*INSTRUCTION A*:
In the capital gains forum post's worked example, in what year was the property originally acquired?
— Begin SOURCE TEXT —
1. You should have been given a seperate value for each at the time of purchase and the same will apply for the sale for the correct split
to be applied. if not, you will need to contact the valuation office for details.

2. This will; sed on the application at point 1.  

3.  For expensditure please refer to :

Capital Gains Manual   

and associated links    .

Thank you.
Posted Wed, 04 Jan 2023 12:55:58 GMT by Guy
Hello Thank you for your reply. The property was sold as one complete unit so the parts were not valued separately at the time. I followed up your suggestion and contacted the VOA but they cannot help and have replied as below: “The VOA cannot advise taxpayers on the valuation/amounts they should include on any particular tax return.” “Any queries to a tax form should be directed to HMRC first to establish the type of valuation they will require to assess how best to proceed.” Which therefore brings me back here to ask what further advice you would give? The only logical approach that I can think of is to obtain valuations for each part of the property at today’s value and then apply the same proportions to the historic value – a simple worked example of which is below: Say the overall property is valued in 2023 at £1,000 which is split down as follows; Commercial element: £400 (so 40% of the overall value) Residential element: £600 (so 60% of the overall value). If the property was originally acquired for £500 in 1998 and the proportions from above were applied to that figure then the historic valuations would be; Commercial element: £200 (i.e. 40% of the overall value) Residential element: £300 (i.e. 60% of the overall value) The CGT on each element could then be calculated from there. Does the above sound like a practical approach that would be acceptable to HMRC - or is there a better solution? Thank you.
— End SOURCE TEXT —
— Begin AVAILABLE RECORDS —
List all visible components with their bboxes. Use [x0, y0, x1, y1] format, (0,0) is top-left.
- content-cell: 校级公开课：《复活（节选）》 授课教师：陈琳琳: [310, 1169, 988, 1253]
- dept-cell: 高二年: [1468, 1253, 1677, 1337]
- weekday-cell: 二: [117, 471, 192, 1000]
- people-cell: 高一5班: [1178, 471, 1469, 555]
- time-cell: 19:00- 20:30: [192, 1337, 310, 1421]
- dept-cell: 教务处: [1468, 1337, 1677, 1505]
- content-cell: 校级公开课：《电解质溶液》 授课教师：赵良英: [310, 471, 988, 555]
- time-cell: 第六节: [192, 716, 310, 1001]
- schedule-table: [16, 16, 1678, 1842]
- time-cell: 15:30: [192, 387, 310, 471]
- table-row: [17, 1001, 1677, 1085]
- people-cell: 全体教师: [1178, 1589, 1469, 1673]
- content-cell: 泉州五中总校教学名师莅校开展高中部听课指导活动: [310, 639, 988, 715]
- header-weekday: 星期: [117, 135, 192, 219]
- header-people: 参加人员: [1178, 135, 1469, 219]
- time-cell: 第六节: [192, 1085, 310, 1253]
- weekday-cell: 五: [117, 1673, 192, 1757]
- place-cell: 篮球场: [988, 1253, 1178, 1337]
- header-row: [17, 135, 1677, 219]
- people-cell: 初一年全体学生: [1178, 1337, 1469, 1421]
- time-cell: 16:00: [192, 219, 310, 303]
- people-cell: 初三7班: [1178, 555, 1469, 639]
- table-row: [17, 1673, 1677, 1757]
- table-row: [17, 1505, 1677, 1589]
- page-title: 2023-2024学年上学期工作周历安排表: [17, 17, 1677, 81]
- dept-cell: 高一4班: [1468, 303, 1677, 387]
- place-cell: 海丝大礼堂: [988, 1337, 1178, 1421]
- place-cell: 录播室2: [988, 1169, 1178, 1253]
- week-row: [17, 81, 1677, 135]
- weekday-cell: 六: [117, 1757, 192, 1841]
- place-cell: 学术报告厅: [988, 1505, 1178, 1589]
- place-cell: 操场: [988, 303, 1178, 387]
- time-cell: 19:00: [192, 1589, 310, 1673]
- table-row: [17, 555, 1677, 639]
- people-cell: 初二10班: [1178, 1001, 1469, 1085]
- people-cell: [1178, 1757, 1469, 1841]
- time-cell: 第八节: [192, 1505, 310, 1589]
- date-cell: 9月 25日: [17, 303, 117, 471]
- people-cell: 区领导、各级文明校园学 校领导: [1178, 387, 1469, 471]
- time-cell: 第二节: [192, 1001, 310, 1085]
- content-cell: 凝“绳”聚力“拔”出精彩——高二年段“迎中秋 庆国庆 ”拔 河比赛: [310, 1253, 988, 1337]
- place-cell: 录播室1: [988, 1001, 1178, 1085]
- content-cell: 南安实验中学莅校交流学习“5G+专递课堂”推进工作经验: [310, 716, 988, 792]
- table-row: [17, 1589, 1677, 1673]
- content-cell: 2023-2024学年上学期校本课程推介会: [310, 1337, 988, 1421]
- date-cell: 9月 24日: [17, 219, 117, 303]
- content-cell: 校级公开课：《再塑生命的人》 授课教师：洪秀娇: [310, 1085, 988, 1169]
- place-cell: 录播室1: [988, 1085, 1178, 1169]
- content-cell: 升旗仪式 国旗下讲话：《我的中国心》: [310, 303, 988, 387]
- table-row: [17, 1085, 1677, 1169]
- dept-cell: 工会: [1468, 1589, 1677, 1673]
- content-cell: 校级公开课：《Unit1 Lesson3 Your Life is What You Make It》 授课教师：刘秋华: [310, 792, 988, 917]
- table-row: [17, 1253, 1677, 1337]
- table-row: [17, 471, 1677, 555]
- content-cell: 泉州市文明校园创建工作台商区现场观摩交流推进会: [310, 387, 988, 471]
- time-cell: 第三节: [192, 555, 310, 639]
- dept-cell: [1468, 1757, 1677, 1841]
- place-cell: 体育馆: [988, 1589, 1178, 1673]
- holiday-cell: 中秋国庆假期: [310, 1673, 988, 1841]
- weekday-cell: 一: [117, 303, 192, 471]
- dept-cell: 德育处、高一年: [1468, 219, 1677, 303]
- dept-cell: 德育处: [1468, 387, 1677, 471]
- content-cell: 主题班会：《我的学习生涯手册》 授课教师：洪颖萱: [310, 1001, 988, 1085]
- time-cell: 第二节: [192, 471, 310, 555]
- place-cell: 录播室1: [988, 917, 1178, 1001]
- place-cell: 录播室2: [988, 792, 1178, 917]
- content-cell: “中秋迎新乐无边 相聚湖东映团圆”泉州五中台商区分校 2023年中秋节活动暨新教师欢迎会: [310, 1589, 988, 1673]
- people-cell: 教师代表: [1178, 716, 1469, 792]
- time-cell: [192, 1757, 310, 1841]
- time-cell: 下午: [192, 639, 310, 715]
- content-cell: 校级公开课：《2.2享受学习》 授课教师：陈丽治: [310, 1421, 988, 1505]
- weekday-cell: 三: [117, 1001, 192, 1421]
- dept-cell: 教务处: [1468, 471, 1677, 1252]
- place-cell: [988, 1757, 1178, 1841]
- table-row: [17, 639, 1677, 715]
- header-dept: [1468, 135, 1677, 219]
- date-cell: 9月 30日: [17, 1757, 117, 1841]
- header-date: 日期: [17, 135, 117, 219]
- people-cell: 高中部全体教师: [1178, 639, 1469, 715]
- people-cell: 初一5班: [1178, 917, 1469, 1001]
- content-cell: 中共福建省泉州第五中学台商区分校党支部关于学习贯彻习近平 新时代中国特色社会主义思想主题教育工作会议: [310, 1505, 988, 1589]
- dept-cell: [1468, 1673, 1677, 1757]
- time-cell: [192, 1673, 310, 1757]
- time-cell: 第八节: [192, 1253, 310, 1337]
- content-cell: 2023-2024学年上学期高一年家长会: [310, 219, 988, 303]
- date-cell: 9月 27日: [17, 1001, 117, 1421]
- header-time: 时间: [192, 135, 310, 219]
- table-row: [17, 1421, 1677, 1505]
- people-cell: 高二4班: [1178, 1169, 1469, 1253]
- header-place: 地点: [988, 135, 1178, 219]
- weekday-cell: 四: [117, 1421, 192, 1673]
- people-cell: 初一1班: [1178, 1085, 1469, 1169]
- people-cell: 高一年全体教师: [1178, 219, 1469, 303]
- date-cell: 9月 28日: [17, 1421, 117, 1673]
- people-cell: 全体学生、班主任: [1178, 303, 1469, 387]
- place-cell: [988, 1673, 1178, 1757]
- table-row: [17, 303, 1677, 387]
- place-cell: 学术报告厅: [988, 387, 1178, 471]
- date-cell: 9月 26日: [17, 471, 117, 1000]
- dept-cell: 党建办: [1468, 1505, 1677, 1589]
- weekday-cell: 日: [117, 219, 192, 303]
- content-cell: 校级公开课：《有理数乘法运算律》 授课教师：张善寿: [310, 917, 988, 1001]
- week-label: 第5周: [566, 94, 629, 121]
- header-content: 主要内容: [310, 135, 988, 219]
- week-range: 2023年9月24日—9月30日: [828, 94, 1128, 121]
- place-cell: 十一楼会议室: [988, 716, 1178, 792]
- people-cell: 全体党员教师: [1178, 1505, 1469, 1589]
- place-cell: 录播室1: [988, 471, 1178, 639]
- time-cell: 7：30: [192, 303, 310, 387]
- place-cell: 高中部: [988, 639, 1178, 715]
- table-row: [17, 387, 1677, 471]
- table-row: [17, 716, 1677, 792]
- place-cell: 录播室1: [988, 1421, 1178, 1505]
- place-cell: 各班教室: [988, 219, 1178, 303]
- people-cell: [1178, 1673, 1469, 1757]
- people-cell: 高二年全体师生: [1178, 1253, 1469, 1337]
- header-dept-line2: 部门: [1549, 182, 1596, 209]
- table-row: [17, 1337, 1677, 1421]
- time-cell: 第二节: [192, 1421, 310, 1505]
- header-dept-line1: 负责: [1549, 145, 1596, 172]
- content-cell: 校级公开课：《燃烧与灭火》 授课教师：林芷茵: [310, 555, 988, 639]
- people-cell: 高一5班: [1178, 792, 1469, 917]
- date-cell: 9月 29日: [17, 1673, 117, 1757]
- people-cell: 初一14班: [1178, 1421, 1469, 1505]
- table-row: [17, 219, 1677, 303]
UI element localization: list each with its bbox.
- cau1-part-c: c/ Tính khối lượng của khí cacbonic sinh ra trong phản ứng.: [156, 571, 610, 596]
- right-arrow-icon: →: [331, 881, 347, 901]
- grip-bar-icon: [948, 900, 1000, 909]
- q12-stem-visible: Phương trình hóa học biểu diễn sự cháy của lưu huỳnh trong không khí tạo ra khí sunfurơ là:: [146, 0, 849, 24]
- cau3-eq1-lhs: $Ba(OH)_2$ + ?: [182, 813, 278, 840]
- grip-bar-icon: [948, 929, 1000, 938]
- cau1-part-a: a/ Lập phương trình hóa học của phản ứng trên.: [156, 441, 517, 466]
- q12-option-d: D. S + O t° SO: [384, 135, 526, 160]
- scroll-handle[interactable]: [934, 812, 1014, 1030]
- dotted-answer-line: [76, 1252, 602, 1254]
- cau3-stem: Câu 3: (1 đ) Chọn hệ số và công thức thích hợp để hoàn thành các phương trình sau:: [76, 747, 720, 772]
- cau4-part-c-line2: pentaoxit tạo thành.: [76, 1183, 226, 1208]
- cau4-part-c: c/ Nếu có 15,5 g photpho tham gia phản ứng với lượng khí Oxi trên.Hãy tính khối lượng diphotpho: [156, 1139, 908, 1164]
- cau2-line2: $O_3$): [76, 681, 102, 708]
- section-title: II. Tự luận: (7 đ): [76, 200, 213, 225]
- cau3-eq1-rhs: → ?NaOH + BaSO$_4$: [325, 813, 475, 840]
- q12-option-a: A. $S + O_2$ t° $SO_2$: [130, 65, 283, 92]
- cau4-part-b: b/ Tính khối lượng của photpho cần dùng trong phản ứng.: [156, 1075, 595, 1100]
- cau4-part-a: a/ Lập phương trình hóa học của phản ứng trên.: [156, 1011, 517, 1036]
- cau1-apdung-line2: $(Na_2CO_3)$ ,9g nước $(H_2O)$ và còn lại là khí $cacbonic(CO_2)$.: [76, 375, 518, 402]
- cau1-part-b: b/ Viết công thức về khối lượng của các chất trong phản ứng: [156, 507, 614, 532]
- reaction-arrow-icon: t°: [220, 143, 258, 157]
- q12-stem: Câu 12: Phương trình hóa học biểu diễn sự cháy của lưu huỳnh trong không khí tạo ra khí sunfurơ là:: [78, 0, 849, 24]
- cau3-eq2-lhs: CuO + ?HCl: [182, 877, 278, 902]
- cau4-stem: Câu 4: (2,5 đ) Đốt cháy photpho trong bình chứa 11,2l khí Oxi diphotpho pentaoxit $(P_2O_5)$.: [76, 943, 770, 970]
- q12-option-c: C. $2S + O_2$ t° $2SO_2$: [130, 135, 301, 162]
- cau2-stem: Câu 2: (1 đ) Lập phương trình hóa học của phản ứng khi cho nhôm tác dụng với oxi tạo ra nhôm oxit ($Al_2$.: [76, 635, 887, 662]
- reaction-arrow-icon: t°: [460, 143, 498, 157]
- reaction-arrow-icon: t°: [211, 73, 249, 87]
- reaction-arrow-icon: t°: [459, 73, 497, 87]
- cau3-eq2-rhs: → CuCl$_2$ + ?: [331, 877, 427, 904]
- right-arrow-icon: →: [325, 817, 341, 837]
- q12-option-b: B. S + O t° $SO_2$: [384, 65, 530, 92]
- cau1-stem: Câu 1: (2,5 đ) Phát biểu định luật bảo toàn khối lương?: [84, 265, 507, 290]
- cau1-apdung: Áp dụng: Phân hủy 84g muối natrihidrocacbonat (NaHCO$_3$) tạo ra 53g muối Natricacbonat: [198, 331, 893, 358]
— End AVAILABLE RECORDS —
*INSTRUCTION B*:
Reproduce the listing from its first line through the line containing "- table-row: [17, 1589, 1677, 1673]", renaming every "people-cell" to "attendee-cell" and leaving everything else unchanged.

*FULL RESPONSE A*:
1998

*FULL RESPONSE B*:
List all visible components with their bboxes. Use [x0, y0, x1, y1] format, (0,0) is top-left.
- content-cell: 校级公开课：《复活（节选）》 授课教师：陈琳琳: [310, 1169, 988, 1253]
- dept-cell: 高二年: [1468, 1253, 1677, 1337]
- weekday-cell: 二: [117, 471, 192, 1000]
- attendee-cell: 高一5班: [1178, 471, 1469, 555]
- time-cell: 19:00- 20:30: [192, 1337, 310, 1421]
- dept-cell: 教务处: [1468, 1337, 1677, 1505]
- content-cell: 校级公开课：《电解质溶液》 授课教师：赵良英: [310, 471, 988, 555]
- time-cell: 第六节: [192, 716, 310, 1001]
- schedule-table: [16, 16, 1678, 1842]
- time-cell: 15:30: [192, 387, 310, 471]
- table-row: [17, 1001, 1677, 1085]
- attendee-cell: 全体教师: [1178, 1589, 1469, 1673]
- content-cell: 泉州五中总校教学名师莅校开展高中部听课指导活动: [310, 639, 988, 715]
- header-weekday: 星期: [117, 135, 192, 219]
- header-people: 参加人员: [1178, 135, 1469, 219]
- time-cell: 第六节: [192, 1085, 310, 1253]
- weekday-cell: 五: [117, 1673, 192, 1757]
- place-cell: 篮球场: [988, 1253, 1178, 1337]
- header-row: [17, 135, 1677, 219]
- attendee-cell: 初一年全体学生: [1178, 1337, 1469, 1421]
- time-cell: 16:00: [192, 219, 310, 303]
- attendee-cell: 初三7班: [1178, 555, 1469, 639]
- table-row: [17, 1673, 1677, 1757]
- table-row: [17, 1505, 1677, 1589]
- page-title: 2023-2024学年上学期工作周历安排表: [17, 17, 1677, 81]
- dept-cell: 高一4班: [1468, 303, 1677, 387]
- place-cell: 海丝大礼堂: [988, 1337, 1178, 1421]
- place-cell: 录播室2: [988, 1169, 1178, 1253]
- week-row: [17, 81, 1677, 135]
- weekday-cell: 六: [117, 1757, 192, 1841]
- place-cell: 学术报告厅: [988, 1505, 1178, 1589]
- place-cell: 操场: [988, 303, 1178, 387]
- time-cell: 19:00: [192, 1589, 310, 1673]
- table-row: [17, 555, 1677, 639]
- attendee-cell: 初二10班: [1178, 1001, 1469, 1085]
- attendee-cell: [1178, 1757, 1469, 1841]
- time-cell: 第八节: [192, 1505, 310, 1589]
- date-cell: 9月 25日: [17, 303, 117, 471]
- attendee-cell: 区领导、各级文明校园学 校领导: [1178, 387, 1469, 471]
- time-cell: 第二节: [192, 1001, 310, 1085]
- content-cell: 凝“绳”聚力“拔”出精彩——高二年段“迎中秋 庆国庆 ”拔 河比赛: [310, 1253, 988, 1337]
- place-cell: 录播室1: [988, 1001, 1178, 1085]
- content-cell: 南安实验中学莅校交流学习“5G+专递课堂”推进工作经验: [310, 716, 988, 792]
- table-row: [17, 1589, 1677, 1673]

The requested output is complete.